**WHAT THIS TASK INVOLVES:** Every entry needs to be reproduced exactly.

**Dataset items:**
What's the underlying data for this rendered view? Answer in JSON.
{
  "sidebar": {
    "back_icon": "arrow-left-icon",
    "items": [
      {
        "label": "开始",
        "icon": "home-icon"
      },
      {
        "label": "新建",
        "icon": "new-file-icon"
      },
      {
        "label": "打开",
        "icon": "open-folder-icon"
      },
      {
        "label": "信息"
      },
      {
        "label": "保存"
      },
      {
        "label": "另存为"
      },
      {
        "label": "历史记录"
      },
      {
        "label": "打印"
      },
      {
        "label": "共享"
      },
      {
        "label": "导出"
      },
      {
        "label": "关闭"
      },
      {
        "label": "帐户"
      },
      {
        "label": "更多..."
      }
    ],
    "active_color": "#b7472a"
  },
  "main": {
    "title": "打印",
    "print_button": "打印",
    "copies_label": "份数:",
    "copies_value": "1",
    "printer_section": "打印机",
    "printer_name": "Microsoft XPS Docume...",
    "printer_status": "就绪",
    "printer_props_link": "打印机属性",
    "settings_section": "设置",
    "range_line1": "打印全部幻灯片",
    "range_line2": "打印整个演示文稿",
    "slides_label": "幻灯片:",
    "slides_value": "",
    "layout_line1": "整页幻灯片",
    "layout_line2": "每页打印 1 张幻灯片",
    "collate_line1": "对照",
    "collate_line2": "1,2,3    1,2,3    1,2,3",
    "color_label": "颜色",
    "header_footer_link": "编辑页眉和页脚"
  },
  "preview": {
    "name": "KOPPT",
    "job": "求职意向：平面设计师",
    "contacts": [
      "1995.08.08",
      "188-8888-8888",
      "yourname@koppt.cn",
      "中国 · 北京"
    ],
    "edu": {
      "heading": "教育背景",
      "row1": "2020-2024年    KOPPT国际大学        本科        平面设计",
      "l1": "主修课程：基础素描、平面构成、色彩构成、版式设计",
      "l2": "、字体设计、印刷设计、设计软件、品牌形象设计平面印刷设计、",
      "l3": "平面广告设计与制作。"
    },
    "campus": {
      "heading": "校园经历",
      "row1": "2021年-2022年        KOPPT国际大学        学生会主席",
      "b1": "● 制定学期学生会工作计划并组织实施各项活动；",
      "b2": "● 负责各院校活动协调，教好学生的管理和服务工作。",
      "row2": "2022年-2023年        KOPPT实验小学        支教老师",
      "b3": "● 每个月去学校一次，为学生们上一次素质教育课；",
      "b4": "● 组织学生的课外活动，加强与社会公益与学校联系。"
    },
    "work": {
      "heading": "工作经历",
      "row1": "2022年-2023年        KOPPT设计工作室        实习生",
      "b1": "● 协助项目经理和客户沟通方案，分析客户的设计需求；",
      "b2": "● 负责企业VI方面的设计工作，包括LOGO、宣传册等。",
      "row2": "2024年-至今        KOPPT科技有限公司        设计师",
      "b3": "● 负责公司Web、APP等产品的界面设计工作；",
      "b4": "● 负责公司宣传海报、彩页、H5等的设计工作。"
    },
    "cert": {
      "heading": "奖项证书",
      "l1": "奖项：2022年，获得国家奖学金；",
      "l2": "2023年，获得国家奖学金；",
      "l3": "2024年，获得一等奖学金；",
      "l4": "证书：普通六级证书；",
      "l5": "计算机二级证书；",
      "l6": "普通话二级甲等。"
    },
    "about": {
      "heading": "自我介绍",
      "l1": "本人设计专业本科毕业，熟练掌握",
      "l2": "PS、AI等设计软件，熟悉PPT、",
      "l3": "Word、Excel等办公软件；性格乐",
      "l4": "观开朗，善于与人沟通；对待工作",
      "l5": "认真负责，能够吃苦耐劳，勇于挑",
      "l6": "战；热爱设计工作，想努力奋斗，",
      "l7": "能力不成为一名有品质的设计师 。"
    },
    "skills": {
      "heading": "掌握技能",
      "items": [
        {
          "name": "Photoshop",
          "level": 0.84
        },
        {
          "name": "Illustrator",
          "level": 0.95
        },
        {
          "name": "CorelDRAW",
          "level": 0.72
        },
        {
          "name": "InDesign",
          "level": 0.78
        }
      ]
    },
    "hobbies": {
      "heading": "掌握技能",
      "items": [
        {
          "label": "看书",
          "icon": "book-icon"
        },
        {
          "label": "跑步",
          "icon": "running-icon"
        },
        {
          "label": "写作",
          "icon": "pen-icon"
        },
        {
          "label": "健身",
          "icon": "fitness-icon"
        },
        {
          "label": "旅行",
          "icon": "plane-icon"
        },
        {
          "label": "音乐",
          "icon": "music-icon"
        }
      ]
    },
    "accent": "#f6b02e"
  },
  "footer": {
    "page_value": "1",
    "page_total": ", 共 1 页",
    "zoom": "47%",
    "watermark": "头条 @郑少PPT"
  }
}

**TASK OUTPUT:**
What's the underlying data for this rendered view? Answer in JSON.
{
  "sidebar": {
    "back_icon": "arrow-left-icon",
    "items": [
      {
        "label": "开始",
        "icon": "home-icon"
      },
      {
        "label": "新建",
        "icon": "new-file-icon"
      },
      {
        "label": "打开",
        "icon": "open-folder-icon"
      },
      {
        "label": "信息"
      },
      {
        "label": "保存"
      },
      {
        "label": "另存为"
      },
      {
        "label": "历史记录"
      },
      {
        "label": "打印"
      },
      {
        "label": "共享"
      },
      {
        "label": "导出"
      },
      {
        "label": "关闭"
      },
      {
        "label": "帐户"
      },
      {
        "label": "更多..."
      }
    ],
    "active_color": "#b7472a"
  },
  "main": {
    "title": "打印",
    "print_button": "打印",
    "copies_label": "份数:",
    "copies_value": "1",
    "printer_section": "打印机",
    "printer_name": "Microsoft XPS Docume...",
    "printer_status": "就绪",
    "printer_props_link": "打印机属性",
    "settings_section": "设置",
    "range_line1": "打印全部幻灯片",
    "range_line2": "打印整个演示文稿",
    "slides_label": "幻灯片:",
    "slides_value": "",
    "layout_line1": "整页幻灯片",
    "layout_line2": "每页打印 1 张幻灯片",
    "collate_line1": "对照",
    "collate_line2": "1,2,3    1,2,3    1,2,3",
    "color_label": "颜色",
    "header_footer_link": "编辑页眉和页脚"
  },
  "preview": {
    "name": "KOPPT",
    "job": "求职意向：平面设计师",
    "contacts": [
      "1995.08.08",
      "188-8888-8888",
      "yourname@koppt.cn",
      "中国 · 北京"
    ],
    "edu": {
      "heading": "教育背景",
      "row1": "2020-2024年    KOPPT国际大学        本科        平面设计",
      "l1": "主修课程：基础素描、平面构成、色彩构成、版式设计",
      "l2": "、字体设计、印刷设计、设计软件、品牌形象设计平面印刷设计、",
      "l3": "平面广告设计与制作。"
    },
    "campus": {
      "heading": "校园经历",
      "row1": "2021年-2022年        KOPPT国际大学        学生会主席",
      "b1": "● 制定学期学生会工作计划并组织实施各项活动；",
      "b2": "● 负责各院校活动协调，教好学生的管理和服务工作。",
      "row2": "2022年-2023年        KOPPT实验小学        支教老师",
      "b3": "● 每个月去学校一次，为学生们上一次素质教育课；",
      "b4": "● 组织学生的课外活动，加强与社会公益与学校联系。"
    },
    "work": {
      "heading": "工作经历",
      "row1": "2022年-2023年        KOPPT设计工作室        实习生",
      "b1": "● 协助项目经理和客户沟通方案，分析客户的设计需求；",
      "b2": "● 负责企业VI方面的设计工作，包括LOGO、宣传册等。",
      "row2": "2024年-至今        KOPPT科技有限公司        设计师",
      "b3": "● 负责公司Web、APP等产品的界面设计工作；",
      "b4": "● 负责公司宣传海报、彩页、H5等的设计工作。"
    },
    "cert": {
      "heading": "奖项证书",
      "l1": "奖项：2022年，获得国家奖学金；",
      "l2": "2023年，获得国家奖学金；",
      "l3": "2024年，获得一等奖学金；",
      "l4": "证书：普通六级证书；",
      "l5": "计算机二级证书；",
      "l6": "普通话二级甲等。"
    },
    "about": {
      "heading": "自我介绍",
      "l1": "本人设计专业本科毕业，熟练掌握",
      "l2": "PS、AI等设计软件，熟悉PPT、",
      "l3": "Word、Excel等办公软件；性格乐",
      "l4": "观开朗，善于与人沟通；对待工作",
      "l5": "认真负责，能够吃苦耐劳，勇于挑",
      "l6": "战；热爱设计工作，想努力奋斗，",
      "l7": "能力不成为一名有品质的设计师 。"
    },
    "skills": {
      "heading": "掌握技能",
      "items": [
        {
          "name": "Photoshop",
          "level": 0.84
        },
        {
          "name": "Illustrator",
          "level": 0.95
        },
        {
          "name": "CorelDRAW",
          "level": 0.72
        },
        {
          "name": "InDesign",
          "level": 0.78
        }
      ]
    },
    "hobbies": {
      "heading": "掌握技能",
      "items": [
        {
          "label": "看书",
          "icon": "book-icon"
        },
        {
          "label": "跑步",
          "icon": "running-icon"
        },
        {
          "label": "写作",
          "icon": "pen-icon"
        },
        {
          "label": "健身",
          "icon": "fitness-icon"
        },
        {
          "label": "旅行",
          "icon": "plane-icon"
        },
        {
          "label": "音乐",
          "icon": "music-icon"
        }
      ]
    },
    "accent": "#f6b02e"
  },
  "footer": {
    "page_value": "1",
    "page_total": ", 共 1 页",
    "zoom": "47%",
    "watermark": "头条 @郑少PPT"
  }
}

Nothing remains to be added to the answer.